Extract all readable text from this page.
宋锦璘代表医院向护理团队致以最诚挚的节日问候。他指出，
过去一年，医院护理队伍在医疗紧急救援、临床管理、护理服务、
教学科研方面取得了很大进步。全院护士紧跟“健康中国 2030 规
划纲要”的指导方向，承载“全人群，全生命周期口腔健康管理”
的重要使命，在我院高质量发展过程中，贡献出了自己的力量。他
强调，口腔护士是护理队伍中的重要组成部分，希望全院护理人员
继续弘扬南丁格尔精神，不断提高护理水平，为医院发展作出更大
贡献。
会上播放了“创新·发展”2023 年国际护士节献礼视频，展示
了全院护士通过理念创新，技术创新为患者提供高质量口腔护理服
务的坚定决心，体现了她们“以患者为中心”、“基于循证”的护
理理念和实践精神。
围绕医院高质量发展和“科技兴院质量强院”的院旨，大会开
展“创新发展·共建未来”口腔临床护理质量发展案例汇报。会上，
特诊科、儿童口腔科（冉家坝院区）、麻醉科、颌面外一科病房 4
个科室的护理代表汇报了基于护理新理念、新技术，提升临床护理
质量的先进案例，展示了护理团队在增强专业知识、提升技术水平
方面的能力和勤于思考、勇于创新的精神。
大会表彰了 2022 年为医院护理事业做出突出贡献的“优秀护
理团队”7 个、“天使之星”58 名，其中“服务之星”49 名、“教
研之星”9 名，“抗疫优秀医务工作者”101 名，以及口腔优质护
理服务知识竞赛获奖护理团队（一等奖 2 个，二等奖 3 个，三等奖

REQUIRED TASK: Reproduce the complete data exactly as presented above.

RESULT OF THIS EXERCISE:
Extract all readable text from this page.
宋锦璘代表医院向护理团队致以最诚挚的节日问候。他指出，
过去一年，医院护理队伍在医疗紧急救援、临床管理、护理服务、
教学科研方面取得了很大进步。全院护士紧跟“健康中国 2030 规
划纲要”的指导方向，承载“全人群，全生命周期口腔健康管理”
的重要使命，在我院高质量发展过程中，贡献出了自己的力量。他
强调，口腔护士是护理队伍中的重要组成部分，希望全院护理人员
继续弘扬南丁格尔精神，不断提高护理水平，为医院发展作出更大
贡献。
会上播放了“创新·发展”2023 年国际护士节献礼视频，展示
了全院护士通过理念创新，技术创新为患者提供高质量口腔护理服
务的坚定决心，体现了她们“以患者为中心”、“基于循证”的护
理理念和实践精神。
围绕医院高质量发展和“科技兴院质量强院”的院旨，大会开
展“创新发展·共建未来”口腔临床护理质量发展案例汇报。会上，
特诊科、儿童口腔科（冉家坝院区）、麻醉科、颌面外一科病房 4
个科室的护理代表汇报了基于护理新理念、新技术，提升临床护理
质量的先进案例，展示了护理团队在增强专业知识、提升技术水平
方面的能力和勤于思考、勇于创新的精神。
大会表彰了 2022 年为医院护理事业做出突出贡献的“优秀护
理团队”7 个、“天使之星”58 名，其中“服务之星”49 名、“教
研之星”9 名，“抗疫优秀医务工作者”101 名，以及口腔优质护
理服务知识竞赛获奖护理团队（一等奖 2 个，二等奖 3 个，三等奖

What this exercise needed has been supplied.